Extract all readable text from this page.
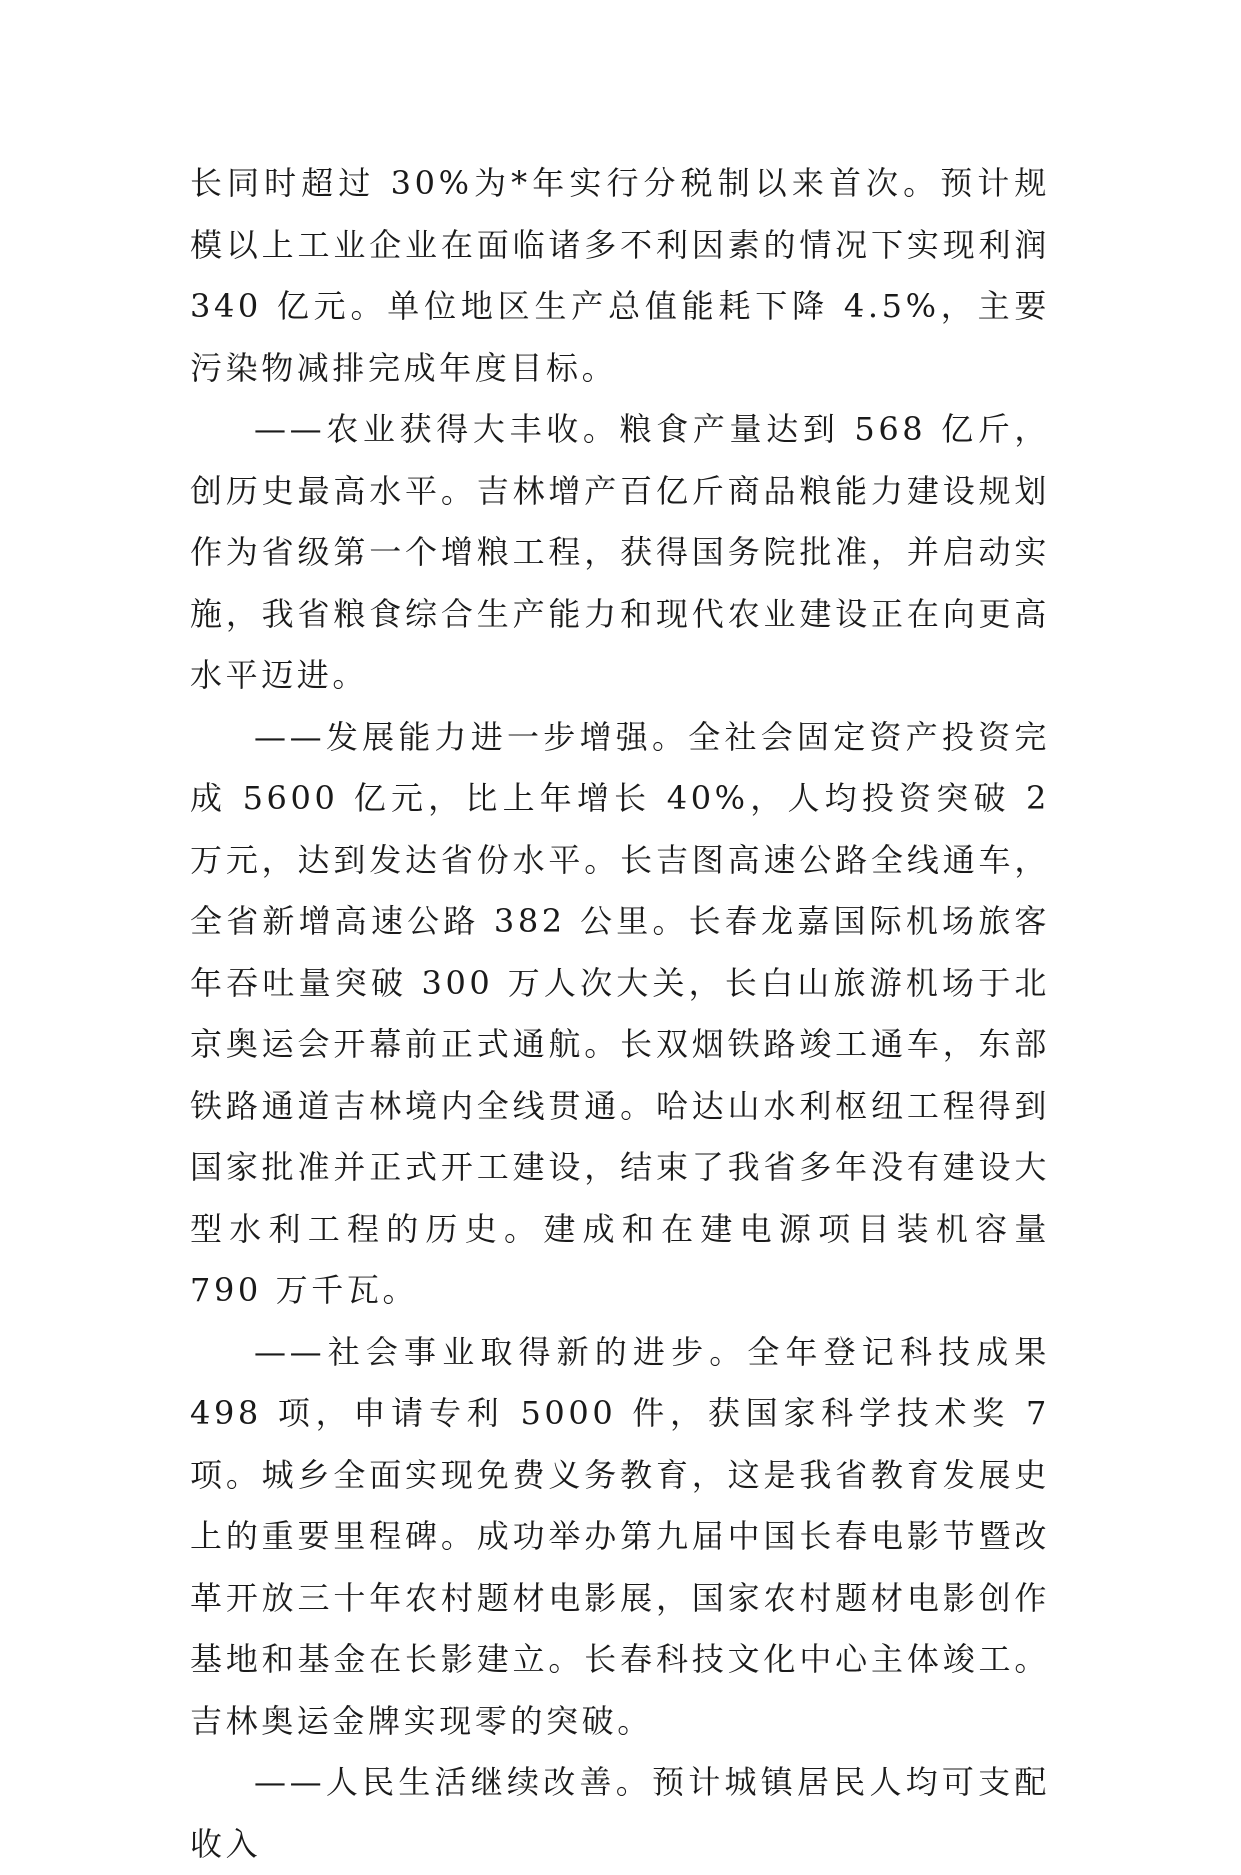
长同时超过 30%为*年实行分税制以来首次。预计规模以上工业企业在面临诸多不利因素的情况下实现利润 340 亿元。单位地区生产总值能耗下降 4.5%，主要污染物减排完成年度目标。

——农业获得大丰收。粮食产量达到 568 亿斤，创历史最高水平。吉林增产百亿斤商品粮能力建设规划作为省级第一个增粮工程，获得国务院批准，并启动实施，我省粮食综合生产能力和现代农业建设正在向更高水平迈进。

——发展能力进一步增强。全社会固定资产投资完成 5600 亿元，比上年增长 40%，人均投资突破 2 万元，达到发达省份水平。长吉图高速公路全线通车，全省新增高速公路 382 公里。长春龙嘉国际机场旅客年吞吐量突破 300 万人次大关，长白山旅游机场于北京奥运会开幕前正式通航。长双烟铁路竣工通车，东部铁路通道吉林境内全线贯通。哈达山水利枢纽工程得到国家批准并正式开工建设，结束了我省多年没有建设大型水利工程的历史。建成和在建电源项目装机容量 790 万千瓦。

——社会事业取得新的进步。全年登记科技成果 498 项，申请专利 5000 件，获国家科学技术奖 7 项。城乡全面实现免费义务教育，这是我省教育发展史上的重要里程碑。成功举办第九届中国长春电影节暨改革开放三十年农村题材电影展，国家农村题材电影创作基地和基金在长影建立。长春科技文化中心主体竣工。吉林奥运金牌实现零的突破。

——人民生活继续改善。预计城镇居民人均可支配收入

-*-*-

Every line of the data should be copied as it stands, without the images.

Extract all readable text from this page.
长同时超过 30%为*年实行分税制以来首次。预计规模以上工业企业在面临诸多不利因素的情况下实现利润 340 亿元。单位地区生产总值能耗下降 4.5%，主要污染物减排完成年度目标。

——农业获得大丰收。粮食产量达到 568 亿斤，创历史最高水平。吉林增产百亿斤商品粮能力建设规划作为省级第一个增粮工程，获得国务院批准，并启动实施，我省粮食综合生产能力和现代农业建设正在向更高水平迈进。

——发展能力进一步增强。全社会固定资产投资完成 5600 亿元，比上年增长 40%，人均投资突破 2 万元，达到发达省份水平。长吉图高速公路全线通车，全省新增高速公路 382 公里。长春龙嘉国际机场旅客年吞吐量突破 300 万人次大关，长白山旅游机场于北京奥运会开幕前正式通航。长双烟铁路竣工通车，东部铁路通道吉林境内全线贯通。哈达山水利枢纽工程得到国家批准并正式开工建设，结束了我省多年没有建设大型水利工程的历史。建成和在建电源项目装机容量 790 万千瓦。

——社会事业取得新的进步。全年登记科技成果 498 项，申请专利 5000 件，获国家科学技术奖 7 项。城乡全面实现免费义务教育，这是我省教育发展史上的重要里程碑。成功举办第九届中国长春电影节暨改革开放三十年农村题材电影展，国家农村题材电影创作基地和基金在长影建立。长春科技文化中心主体竣工。吉林奥运金牌实现零的突破。

——人民生活继续改善。预计城镇居民人均可支配收入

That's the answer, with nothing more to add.